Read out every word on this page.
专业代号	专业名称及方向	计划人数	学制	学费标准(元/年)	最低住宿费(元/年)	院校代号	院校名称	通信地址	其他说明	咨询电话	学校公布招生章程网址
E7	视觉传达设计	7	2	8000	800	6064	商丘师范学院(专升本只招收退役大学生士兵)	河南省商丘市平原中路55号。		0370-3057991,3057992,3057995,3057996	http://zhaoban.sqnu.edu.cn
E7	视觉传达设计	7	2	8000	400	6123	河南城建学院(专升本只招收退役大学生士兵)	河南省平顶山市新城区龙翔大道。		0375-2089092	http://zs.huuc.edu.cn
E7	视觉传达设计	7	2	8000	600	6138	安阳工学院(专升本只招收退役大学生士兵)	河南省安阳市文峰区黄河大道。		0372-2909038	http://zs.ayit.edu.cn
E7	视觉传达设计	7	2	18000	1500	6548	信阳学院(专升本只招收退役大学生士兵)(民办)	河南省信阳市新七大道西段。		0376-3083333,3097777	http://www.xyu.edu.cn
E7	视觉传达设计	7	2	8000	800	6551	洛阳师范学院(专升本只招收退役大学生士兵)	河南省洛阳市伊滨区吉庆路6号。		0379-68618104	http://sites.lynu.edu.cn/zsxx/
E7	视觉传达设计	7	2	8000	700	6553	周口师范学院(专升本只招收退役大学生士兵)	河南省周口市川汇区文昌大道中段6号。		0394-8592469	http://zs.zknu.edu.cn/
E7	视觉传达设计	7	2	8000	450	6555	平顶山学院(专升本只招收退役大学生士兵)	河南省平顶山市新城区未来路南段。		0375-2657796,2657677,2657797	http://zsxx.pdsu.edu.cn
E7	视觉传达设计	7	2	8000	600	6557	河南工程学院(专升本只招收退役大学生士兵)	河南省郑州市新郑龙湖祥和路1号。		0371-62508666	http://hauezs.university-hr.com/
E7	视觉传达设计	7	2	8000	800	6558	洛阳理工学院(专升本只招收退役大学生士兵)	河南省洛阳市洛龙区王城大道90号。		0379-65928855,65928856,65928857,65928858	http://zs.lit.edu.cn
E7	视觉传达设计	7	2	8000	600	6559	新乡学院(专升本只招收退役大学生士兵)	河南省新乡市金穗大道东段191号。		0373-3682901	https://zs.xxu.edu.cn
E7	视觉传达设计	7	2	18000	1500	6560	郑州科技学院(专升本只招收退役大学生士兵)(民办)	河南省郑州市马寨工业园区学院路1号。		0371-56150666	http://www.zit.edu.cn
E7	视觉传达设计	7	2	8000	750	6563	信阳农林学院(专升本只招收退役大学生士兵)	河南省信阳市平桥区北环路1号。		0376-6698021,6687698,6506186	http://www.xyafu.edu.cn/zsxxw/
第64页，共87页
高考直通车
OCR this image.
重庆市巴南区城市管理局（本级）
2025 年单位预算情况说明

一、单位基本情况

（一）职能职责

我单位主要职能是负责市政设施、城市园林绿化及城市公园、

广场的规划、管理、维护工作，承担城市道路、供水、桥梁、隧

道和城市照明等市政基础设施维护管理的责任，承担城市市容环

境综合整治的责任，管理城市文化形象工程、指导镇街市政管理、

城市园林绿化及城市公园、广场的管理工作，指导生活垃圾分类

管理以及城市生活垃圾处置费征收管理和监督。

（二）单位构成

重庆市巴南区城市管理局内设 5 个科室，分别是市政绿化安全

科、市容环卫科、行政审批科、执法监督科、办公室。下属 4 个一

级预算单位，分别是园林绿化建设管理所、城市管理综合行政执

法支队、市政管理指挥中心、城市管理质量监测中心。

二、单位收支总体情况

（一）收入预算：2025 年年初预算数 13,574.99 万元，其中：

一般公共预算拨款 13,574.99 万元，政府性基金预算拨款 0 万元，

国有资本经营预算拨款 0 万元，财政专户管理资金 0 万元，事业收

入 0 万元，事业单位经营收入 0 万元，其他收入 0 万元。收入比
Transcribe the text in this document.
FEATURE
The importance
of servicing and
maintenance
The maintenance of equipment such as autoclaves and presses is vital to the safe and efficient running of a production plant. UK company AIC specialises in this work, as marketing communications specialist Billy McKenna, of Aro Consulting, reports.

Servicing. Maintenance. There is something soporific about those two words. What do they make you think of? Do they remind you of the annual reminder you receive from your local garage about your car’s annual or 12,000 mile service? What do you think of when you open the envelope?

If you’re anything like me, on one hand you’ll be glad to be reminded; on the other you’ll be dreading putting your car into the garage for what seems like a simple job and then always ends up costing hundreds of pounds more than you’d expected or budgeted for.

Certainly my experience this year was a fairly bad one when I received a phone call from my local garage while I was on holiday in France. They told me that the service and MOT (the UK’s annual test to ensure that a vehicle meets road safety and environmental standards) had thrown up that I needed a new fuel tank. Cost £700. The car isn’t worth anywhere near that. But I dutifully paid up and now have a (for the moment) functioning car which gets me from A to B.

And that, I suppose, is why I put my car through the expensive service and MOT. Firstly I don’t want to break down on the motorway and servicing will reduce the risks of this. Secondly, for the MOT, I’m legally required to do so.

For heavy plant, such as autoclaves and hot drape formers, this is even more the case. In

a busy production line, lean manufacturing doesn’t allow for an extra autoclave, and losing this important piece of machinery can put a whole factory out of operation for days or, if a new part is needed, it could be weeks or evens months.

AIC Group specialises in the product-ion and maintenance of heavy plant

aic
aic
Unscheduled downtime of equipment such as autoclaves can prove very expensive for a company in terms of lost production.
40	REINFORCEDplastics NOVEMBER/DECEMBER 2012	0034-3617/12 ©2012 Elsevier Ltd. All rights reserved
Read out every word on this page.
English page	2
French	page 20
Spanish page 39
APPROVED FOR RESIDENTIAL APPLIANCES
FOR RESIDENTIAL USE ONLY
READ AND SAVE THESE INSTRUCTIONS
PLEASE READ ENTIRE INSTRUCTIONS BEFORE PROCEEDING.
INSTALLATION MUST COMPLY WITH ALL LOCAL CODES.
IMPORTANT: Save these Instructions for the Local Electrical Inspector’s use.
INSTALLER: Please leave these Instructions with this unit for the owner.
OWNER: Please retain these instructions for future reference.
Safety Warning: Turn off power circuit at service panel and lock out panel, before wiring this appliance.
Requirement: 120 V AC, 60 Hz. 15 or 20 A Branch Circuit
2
..........
» **Task statement**: From the records above, pick out and copy each line holding the word "such".

» **The response**:
The maintenance of equipment such as autoclaves and presses is vital to the safe and efficient running of a production plant. UK company AIC specialises in this work, as marketing communications specialist Billy McKenna, of Aro Consulting, reports.
For heavy plant, such as autoclaves and hot drape formers, this is even more the case. In
Unscheduled downtime of equipment such as autoclaves can prove very expensive for a company in terms of lost production.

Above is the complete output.